Given task: Determine how many lines include "title". Give the number and nothing else.
--- Start of Task material ---
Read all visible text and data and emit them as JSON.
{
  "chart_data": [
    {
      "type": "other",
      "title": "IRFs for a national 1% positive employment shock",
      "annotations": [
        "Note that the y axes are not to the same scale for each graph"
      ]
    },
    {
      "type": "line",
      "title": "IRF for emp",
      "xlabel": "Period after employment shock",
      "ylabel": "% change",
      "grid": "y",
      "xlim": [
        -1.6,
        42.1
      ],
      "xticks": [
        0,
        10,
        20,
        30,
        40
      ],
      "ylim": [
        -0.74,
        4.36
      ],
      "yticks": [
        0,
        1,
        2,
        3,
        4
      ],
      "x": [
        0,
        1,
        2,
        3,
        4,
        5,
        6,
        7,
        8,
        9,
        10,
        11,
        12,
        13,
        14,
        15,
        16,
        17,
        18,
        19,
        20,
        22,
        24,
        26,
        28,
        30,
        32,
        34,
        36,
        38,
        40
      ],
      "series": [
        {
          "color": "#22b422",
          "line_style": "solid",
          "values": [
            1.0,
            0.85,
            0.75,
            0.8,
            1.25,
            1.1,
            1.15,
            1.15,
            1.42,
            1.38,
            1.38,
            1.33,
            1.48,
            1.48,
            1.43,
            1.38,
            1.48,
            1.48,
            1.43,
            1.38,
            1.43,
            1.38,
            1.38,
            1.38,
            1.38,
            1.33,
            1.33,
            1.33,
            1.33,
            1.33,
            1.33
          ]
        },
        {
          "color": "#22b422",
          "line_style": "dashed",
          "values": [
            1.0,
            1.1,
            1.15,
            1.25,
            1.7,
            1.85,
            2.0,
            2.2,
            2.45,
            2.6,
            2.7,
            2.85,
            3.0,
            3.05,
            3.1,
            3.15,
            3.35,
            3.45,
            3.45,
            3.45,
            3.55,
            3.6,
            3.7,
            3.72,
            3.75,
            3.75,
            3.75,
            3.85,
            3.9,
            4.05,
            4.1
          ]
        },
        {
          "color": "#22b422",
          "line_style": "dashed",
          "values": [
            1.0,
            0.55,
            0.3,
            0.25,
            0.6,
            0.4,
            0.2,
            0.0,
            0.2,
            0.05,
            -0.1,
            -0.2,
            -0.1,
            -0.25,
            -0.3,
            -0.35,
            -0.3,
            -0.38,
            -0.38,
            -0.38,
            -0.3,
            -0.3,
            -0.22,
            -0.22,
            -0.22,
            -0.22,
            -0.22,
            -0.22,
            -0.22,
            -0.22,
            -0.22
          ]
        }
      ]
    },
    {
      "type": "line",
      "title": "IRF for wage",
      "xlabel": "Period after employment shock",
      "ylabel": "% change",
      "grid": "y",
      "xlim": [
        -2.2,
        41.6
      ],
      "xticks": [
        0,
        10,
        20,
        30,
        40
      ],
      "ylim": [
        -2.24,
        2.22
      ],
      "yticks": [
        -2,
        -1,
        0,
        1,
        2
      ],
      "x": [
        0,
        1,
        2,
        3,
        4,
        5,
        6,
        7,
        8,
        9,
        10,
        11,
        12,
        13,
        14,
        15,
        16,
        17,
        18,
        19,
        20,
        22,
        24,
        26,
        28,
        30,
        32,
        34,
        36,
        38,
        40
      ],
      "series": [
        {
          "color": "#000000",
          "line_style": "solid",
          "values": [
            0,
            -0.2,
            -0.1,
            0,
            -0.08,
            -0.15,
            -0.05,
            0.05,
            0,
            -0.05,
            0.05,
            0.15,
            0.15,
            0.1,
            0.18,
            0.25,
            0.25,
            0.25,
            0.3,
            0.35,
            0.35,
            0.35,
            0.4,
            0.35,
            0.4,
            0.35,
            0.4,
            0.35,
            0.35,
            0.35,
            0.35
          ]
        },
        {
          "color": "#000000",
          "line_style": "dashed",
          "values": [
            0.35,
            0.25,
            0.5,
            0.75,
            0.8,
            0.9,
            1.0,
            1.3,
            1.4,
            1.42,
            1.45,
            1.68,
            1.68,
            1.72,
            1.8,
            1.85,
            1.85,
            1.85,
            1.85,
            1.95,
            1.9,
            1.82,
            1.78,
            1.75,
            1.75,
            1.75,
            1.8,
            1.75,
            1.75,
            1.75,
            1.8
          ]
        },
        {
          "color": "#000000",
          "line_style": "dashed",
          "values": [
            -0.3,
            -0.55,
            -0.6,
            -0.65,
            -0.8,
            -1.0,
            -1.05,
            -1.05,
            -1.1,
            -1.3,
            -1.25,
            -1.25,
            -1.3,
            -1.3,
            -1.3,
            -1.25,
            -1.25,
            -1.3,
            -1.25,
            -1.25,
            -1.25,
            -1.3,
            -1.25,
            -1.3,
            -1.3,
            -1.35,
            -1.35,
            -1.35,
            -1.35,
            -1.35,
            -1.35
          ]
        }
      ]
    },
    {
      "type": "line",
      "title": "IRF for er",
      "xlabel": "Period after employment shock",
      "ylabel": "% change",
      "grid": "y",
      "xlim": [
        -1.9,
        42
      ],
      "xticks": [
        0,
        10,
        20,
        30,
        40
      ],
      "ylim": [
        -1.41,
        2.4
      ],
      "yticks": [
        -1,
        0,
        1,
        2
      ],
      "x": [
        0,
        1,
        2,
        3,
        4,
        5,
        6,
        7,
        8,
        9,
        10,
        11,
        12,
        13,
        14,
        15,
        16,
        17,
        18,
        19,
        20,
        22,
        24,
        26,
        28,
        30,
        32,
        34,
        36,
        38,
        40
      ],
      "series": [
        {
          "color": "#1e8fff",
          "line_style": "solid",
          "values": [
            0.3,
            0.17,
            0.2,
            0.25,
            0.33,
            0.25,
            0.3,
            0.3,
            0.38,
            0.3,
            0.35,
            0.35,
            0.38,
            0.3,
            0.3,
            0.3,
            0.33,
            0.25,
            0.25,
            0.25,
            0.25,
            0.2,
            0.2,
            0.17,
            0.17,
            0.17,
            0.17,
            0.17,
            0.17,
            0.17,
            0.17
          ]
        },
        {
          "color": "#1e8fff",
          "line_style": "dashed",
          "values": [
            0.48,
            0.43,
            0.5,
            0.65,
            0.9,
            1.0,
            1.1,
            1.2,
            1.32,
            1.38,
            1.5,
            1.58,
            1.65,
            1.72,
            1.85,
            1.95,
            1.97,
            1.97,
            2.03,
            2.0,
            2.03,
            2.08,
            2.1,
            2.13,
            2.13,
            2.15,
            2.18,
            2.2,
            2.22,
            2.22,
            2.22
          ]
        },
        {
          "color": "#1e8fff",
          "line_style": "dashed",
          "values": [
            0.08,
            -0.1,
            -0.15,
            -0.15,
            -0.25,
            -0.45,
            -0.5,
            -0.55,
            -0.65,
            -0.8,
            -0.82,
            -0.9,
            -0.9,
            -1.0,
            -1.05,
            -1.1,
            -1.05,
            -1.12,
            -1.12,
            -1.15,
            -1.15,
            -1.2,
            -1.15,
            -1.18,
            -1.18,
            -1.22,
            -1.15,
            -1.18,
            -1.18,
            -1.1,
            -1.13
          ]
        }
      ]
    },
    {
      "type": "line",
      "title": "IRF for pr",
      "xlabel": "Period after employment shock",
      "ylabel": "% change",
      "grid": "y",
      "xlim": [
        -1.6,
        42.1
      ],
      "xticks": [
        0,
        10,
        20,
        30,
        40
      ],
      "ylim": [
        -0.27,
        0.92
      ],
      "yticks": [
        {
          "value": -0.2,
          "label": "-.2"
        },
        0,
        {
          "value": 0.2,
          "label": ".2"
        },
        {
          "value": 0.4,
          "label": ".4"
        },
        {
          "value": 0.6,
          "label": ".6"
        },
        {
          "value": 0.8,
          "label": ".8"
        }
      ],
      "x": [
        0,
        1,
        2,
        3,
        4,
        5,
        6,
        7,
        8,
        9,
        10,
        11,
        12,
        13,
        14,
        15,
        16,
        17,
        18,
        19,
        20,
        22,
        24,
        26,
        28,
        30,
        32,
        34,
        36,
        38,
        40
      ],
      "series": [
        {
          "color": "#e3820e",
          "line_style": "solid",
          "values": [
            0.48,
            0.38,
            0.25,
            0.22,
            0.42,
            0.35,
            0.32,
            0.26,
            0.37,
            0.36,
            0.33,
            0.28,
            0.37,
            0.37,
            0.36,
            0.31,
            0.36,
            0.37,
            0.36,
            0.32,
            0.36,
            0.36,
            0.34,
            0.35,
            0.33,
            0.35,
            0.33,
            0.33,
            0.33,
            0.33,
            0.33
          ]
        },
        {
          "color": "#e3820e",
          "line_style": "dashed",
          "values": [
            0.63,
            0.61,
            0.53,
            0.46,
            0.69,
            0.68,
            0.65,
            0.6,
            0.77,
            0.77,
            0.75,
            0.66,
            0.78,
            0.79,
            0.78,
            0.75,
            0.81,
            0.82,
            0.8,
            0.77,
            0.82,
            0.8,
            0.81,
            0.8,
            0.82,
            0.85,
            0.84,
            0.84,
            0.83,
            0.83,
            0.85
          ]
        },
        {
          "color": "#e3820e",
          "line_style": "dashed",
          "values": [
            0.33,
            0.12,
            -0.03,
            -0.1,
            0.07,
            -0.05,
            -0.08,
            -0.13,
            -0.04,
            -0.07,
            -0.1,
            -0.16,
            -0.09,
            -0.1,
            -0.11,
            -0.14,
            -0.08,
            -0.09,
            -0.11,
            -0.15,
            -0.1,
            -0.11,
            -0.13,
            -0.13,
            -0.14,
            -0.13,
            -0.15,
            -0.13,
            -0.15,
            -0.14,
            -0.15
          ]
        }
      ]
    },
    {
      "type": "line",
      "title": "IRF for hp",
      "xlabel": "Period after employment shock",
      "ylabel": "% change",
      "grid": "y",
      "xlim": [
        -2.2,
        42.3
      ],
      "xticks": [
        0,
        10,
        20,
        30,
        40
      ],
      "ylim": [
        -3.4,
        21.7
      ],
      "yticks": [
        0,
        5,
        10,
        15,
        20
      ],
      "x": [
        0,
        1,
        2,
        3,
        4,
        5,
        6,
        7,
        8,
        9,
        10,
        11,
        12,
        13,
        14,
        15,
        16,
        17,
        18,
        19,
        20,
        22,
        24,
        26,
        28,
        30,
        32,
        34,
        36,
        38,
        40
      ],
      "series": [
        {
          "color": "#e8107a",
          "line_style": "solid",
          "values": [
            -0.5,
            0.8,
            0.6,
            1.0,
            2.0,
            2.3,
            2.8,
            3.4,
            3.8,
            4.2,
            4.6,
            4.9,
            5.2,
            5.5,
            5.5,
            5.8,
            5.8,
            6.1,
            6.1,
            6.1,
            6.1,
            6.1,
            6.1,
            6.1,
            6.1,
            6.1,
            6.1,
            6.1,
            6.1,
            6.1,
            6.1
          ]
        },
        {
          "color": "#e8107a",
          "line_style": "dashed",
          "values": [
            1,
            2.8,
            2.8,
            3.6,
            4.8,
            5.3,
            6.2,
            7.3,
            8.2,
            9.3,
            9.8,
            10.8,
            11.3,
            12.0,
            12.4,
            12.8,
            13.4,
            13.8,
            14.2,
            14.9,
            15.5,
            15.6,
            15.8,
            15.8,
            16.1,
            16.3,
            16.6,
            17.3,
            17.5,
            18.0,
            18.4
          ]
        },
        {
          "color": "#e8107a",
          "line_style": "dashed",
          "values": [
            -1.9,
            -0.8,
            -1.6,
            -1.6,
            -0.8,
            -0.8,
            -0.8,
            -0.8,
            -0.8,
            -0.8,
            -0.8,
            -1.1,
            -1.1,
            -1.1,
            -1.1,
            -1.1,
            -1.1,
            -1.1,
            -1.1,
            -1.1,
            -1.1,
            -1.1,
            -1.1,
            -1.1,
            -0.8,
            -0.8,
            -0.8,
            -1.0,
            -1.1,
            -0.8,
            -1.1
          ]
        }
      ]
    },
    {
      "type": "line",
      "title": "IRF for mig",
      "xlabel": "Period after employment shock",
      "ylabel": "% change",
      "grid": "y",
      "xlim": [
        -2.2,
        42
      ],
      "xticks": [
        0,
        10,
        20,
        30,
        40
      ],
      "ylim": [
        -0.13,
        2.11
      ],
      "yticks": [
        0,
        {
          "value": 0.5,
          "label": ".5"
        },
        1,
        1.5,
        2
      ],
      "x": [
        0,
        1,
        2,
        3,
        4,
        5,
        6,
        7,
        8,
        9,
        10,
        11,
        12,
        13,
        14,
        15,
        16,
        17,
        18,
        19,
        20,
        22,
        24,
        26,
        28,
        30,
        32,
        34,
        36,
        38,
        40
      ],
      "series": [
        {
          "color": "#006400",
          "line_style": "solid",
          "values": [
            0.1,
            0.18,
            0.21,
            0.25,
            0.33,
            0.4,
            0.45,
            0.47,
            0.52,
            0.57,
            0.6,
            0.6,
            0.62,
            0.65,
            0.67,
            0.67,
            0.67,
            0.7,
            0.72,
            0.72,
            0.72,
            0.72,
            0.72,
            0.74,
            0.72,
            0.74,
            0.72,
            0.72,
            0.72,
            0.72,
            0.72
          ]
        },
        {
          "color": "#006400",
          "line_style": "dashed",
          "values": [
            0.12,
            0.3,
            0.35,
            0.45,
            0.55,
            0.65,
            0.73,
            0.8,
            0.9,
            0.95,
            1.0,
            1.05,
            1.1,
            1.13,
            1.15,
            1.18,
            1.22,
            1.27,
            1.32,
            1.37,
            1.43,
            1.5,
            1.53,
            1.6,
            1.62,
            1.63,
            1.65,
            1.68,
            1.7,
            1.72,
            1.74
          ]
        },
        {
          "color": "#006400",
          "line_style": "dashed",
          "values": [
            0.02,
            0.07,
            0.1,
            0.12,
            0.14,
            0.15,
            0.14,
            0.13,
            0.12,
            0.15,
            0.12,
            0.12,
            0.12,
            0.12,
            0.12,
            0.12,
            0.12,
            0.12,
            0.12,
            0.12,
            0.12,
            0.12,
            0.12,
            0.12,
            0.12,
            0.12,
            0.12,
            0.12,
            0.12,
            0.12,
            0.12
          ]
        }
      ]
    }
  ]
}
--- End of Task material ---
Solution to this problem: 7